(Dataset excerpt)
☆ ☆ ☆

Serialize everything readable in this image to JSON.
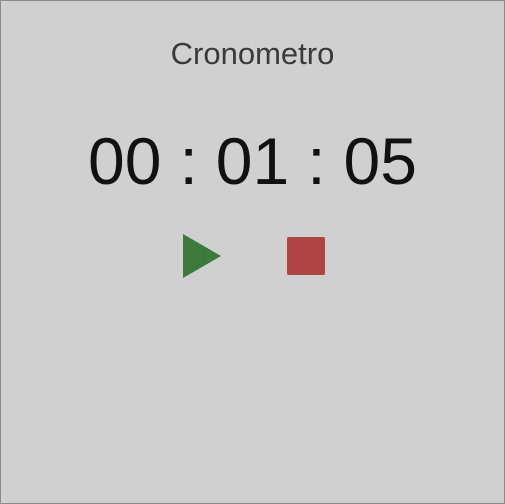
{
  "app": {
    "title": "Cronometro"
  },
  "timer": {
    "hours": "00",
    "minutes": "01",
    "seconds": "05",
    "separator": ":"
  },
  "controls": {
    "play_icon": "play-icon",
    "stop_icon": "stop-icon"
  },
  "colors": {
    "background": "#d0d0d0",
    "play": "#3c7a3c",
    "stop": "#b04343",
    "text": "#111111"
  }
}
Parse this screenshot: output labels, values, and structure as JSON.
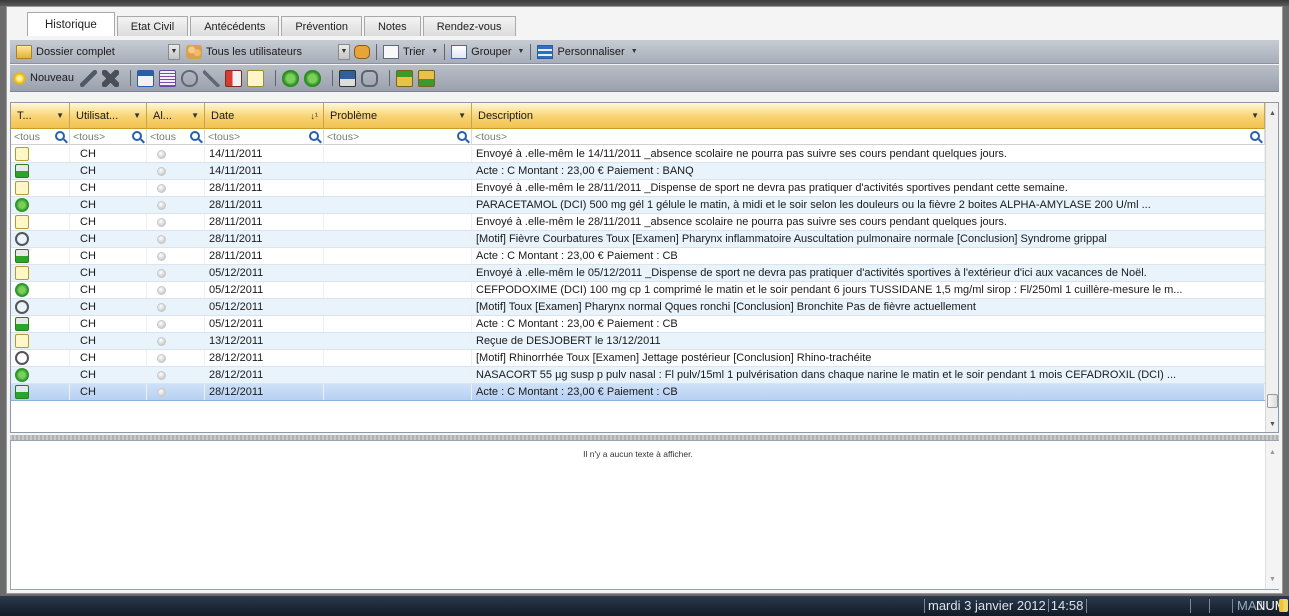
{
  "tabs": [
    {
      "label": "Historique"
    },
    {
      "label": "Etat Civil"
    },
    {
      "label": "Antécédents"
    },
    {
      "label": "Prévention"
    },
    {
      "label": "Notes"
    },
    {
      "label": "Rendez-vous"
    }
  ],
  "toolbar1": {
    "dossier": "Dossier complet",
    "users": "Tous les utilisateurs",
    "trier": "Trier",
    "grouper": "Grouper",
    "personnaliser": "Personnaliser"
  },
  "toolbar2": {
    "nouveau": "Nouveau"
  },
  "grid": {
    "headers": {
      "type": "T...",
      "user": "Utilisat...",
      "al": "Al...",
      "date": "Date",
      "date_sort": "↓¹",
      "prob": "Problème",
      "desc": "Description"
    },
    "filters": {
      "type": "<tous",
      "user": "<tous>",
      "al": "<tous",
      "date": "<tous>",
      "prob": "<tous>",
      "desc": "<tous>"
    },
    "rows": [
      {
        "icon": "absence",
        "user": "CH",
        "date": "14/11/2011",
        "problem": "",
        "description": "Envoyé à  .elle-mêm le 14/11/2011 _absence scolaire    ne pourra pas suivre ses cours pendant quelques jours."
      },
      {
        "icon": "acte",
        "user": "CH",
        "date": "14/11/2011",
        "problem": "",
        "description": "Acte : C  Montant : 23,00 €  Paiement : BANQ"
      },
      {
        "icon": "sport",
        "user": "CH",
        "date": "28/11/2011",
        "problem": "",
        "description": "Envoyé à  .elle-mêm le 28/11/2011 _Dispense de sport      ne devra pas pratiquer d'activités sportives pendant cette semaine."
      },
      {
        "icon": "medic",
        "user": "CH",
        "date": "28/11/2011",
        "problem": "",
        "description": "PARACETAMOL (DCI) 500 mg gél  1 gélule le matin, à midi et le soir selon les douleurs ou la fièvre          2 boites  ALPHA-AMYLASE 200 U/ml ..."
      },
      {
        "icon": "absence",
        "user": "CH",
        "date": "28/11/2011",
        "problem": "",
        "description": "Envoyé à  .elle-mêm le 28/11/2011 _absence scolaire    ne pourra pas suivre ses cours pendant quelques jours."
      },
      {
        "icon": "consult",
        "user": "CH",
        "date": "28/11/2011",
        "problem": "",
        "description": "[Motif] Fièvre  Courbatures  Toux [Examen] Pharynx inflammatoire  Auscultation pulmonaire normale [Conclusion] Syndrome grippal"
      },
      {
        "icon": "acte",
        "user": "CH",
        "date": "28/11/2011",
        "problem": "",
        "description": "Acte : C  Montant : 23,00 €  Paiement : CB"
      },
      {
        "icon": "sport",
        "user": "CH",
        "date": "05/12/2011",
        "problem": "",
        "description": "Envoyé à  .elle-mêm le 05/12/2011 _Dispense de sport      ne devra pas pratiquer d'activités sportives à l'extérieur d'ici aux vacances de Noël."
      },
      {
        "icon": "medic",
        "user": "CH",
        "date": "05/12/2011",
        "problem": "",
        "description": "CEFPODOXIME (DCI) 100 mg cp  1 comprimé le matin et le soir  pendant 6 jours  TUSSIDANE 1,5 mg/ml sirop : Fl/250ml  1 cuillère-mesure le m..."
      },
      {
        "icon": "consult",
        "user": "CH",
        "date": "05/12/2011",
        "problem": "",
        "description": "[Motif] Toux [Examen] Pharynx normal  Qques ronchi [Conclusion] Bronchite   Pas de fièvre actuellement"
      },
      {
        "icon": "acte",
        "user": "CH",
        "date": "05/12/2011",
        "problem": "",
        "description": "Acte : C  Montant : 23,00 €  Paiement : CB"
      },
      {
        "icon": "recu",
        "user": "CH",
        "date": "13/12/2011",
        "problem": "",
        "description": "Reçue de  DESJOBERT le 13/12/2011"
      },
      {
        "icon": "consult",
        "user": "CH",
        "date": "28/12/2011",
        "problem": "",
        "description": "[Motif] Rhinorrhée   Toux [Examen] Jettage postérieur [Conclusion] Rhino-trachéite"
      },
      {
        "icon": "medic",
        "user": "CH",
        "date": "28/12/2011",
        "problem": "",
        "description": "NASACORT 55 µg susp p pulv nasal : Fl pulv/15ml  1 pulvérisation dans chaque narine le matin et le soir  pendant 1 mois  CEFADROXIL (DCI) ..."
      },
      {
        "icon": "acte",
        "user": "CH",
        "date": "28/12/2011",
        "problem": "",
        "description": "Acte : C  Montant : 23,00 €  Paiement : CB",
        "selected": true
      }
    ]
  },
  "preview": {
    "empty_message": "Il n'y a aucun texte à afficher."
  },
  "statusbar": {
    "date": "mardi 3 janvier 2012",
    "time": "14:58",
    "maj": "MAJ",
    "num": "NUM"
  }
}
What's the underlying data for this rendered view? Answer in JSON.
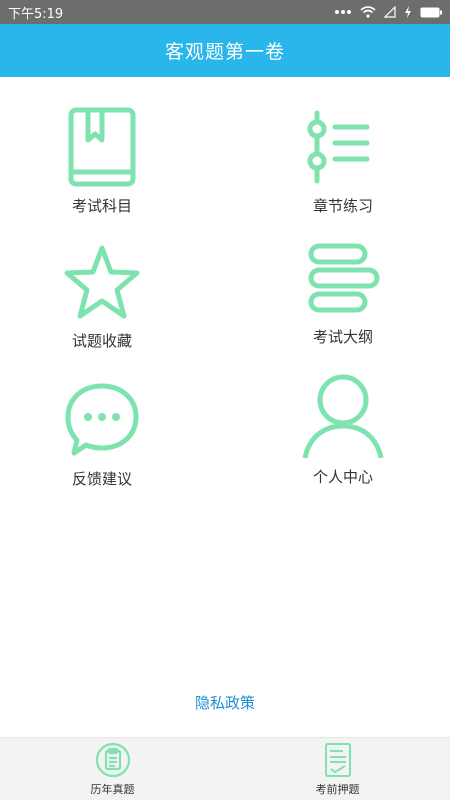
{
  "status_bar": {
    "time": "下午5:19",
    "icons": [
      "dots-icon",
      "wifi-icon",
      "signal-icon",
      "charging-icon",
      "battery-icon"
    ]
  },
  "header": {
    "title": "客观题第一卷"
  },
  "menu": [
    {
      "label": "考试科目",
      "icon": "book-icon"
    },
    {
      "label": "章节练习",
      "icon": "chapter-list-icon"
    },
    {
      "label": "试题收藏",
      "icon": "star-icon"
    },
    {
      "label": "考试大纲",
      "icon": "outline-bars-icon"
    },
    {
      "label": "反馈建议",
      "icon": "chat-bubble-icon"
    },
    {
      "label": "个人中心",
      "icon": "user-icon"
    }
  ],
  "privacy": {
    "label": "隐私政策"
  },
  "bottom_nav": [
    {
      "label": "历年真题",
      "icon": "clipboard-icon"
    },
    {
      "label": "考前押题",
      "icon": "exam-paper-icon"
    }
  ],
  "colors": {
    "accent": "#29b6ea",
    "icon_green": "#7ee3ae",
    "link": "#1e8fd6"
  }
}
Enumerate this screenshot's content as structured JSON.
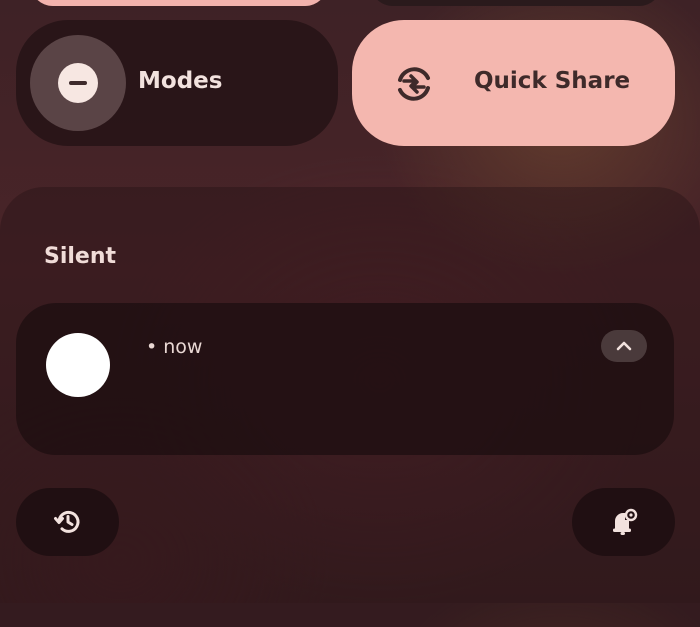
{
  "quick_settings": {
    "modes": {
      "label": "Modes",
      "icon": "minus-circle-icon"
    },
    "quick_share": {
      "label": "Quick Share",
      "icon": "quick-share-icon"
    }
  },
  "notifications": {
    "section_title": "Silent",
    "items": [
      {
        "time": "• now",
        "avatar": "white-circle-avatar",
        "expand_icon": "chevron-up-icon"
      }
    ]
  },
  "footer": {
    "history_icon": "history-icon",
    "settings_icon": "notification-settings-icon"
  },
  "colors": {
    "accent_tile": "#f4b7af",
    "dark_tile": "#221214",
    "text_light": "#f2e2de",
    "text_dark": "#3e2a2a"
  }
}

☆ ☆ ☆

**SHORT EXERCISE:**
Retype all the records shown above, character for character. Omit every picture.

**SOLVED PROBLEM:**
Serialize everything readable in this image to JSON.
{
  "app": {
    "title": "Cronometro"
  },
  "timer": {
    "hours": "00",
    "minutes": "01",
    "seconds": "05",
    "separator": ":"
  },
  "controls": {
    "play_icon": "play-icon",
    "stop_icon": "stop-icon"
  },
  "colors": {
    "background": "#d0d0d0",
    "play": "#3c7a3c",
    "stop": "#b04343",
    "text": "#111111"
  }
}
Parse this screenshot: output labels, values, and structure as JSON.
{
  "tabs": [
    {
      "label": "Historique"
    },
    {
      "label": "Etat Civil"
    },
    {
      "label": "Antécédents"
    },
    {
      "label": "Prévention"
    },
    {
      "label": "Notes"
    },
    {
      "label": "Rendez-vous"
    }
  ],
  "toolbar1": {
    "dossier": "Dossier complet",
    "users": "Tous les utilisateurs",
    "trier": "Trier",
    "grouper": "Grouper",
    "personnaliser": "Personnaliser"
  },
  "toolbar2": {
    "nouveau": "Nouveau"
  },
  "grid": {
    "headers": {
      "type": "T...",
      "user": "Utilisat...",
      "al": "Al...",
      "date": "Date",
      "date_sort": "↓¹",
      "prob": "Problème",
      "desc": "Description"
    },
    "filters": {
      "type": "<tous",
      "user": "<tous>",
      "al": "<tous",
      "date": "<tous>",
      "prob": "<tous>",
      "desc": "<tous>"
    },
    "rows": [
      {
        "icon": "absence",
        "user": "CH",
        "date": "14/11/2011",
        "problem": "",
        "description": "Envoyé à  .elle-mêm le 14/11/2011 _absence scolaire    ne pourra pas suivre ses cours pendant quelques jours."
      },
      {
        "icon": "acte",
        "user": "CH",
        "date": "14/11/2011",
        "problem": "",
        "description": "Acte : C  Montant : 23,00 €  Paiement : BANQ"
      },
      {
        "icon": "sport",
        "user": "CH",
        "date": "28/11/2011",
        "problem": "",
        "description": "Envoyé à  .elle-mêm le 28/11/2011 _Dispense de sport      ne devra pas pratiquer d'activités sportives pendant cette semaine."
      },
      {
        "icon": "medic",
        "user": "CH",
        "date": "28/11/2011",
        "problem": "",
        "description": "PARACETAMOL (DCI) 500 mg gél  1 gélule le matin, à midi et le soir selon les douleurs ou la fièvre          2 boites  ALPHA-AMYLASE 200 U/ml ..."
      },
      {
        "icon": "absence",
        "user": "CH",
        "date": "28/11/2011",
        "problem": "",
        "description": "Envoyé à  .elle-mêm le 28/11/2011 _absence scolaire    ne pourra pas suivre ses cours pendant quelques jours."
      },
      {
        "icon": "consult",
        "user": "CH",
        "date": "28/11/2011",
        "problem": "",
        "description": "[Motif] Fièvre  Courbatures  Toux [Examen] Pharynx inflammatoire  Auscultation pulmonaire normale [Conclusion] Syndrome grippal"
      },
      {
        "icon": "acte",
        "user": "CH",
        "date": "28/11/2011",
        "problem": "",
        "description": "Acte : C  Montant : 23,00 €  Paiement : CB"
      },
      {
        "icon": "sport",
        "user": "CH",
        "date": "05/12/2011",
        "problem": "",
        "description": "Envoyé à  .elle-mêm le 05/12/2011 _Dispense de sport      ne devra pas pratiquer d'activités sportives à l'extérieur d'ici aux vacances de Noël."
      },
      {
        "icon": "medic",
        "user": "CH",
        "date": "05/12/2011",
        "problem": "",
        "description": "CEFPODOXIME (DCI) 100 mg cp  1 comprimé le matin et le soir  pendant 6 jours  TUSSIDANE 1,5 mg/ml sirop : Fl/250ml  1 cuillère-mesure le m..."
      },
      {
        "icon": "consult",
        "user": "CH",
        "date": "05/12/2011",
        "problem": "",
        "description": "[Motif] Toux [Examen] Pharynx normal  Qques ronchi [Conclusion] Bronchite   Pas de fièvre actuellement"
      },
      {
        "icon": "acte",
        "user": "CH",
        "date": "05/12/2011",
        "problem": "",
        "description": "Acte : C  Montant : 23,00 €  Paiement : CB"
      },
      {
        "icon": "recu",
        "user": "CH",
        "date": "13/12/2011",
        "problem": "",
        "description": "Reçue de  DESJOBERT le 13/12/2011"
      },
      {
        "icon": "consult",
        "user": "CH",
        "date": "28/12/2011",
        "problem": "",
        "description": "[Motif] Rhinorrhée   Toux [Examen] Jettage postérieur [Conclusion] Rhino-trachéite"
      },
      {
        "icon": "medic",
        "user": "CH",
        "date": "28/12/2011",
        "problem": "",
        "description": "NASACORT 55 µg susp p pulv nasal : Fl pulv/15ml  1 pulvérisation dans chaque narine le matin et le soir  pendant 1 mois  CEFADROXIL (DCI) ..."
      },
      {
        "icon": "acte",
        "user": "CH",
        "date": "28/12/2011",
        "problem": "",
        "description": "Acte : C  Montant : 23,00 €  Paiement : CB",
        "selected": true
      }
    ]
  },
  "preview": {
    "empty_message": "Il n'y a aucun texte à afficher."
  },
  "statusbar": {
    "date": "mardi 3 janvier 2012",
    "time": "14:58",
    "maj": "MAJ",
    "num": "NUM"
  }
}
What's the underlying data for this rendered view? Answer in JSON.
{
  "status_bar": {
    "time": "下午5:19",
    "icons": [
      "dots-icon",
      "wifi-icon",
      "signal-icon",
      "charging-icon",
      "battery-icon"
    ]
  },
  "header": {
    "title": "客观题第一卷"
  },
  "menu": [
    {
      "label": "考试科目",
      "icon": "book-icon"
    },
    {
      "label": "章节练习",
      "icon": "chapter-list-icon"
    },
    {
      "label": "试题收藏",
      "icon": "star-icon"
    },
    {
      "label": "考试大纲",
      "icon": "outline-bars-icon"
    },
    {
      "label": "反馈建议",
      "icon": "chat-bubble-icon"
    },
    {
      "label": "个人中心",
      "icon": "user-icon"
    }
  ],
  "privacy": {
    "label": "隐私政策"
  },
  "bottom_nav": [
    {
      "label": "历年真题",
      "icon": "clipboard-icon"
    },
    {
      "label": "考前押题",
      "icon": "exam-paper-icon"
    }
  ],
  "colors": {
    "accent": "#29b6ea",
    "icon_green": "#7ee3ae",
    "link": "#1e8fd6"
  }
}
Enumerate this screenshot's content as structured JSON.
{
  "quick_settings": {
    "modes": {
      "label": "Modes",
      "icon": "minus-circle-icon"
    },
    "quick_share": {
      "label": "Quick Share",
      "icon": "quick-share-icon"
    }
  },
  "notifications": {
    "section_title": "Silent",
    "items": [
      {
        "time": "• now",
        "avatar": "white-circle-avatar",
        "expand_icon": "chevron-up-icon"
      }
    ]
  },
  "footer": {
    "history_icon": "history-icon",
    "settings_icon": "notification-settings-icon"
  },
  "colors": {
    "accent_tile": "#f4b7af",
    "dark_tile": "#221214",
    "text_light": "#f2e2de",
    "text_dark": "#3e2a2a"
  }
}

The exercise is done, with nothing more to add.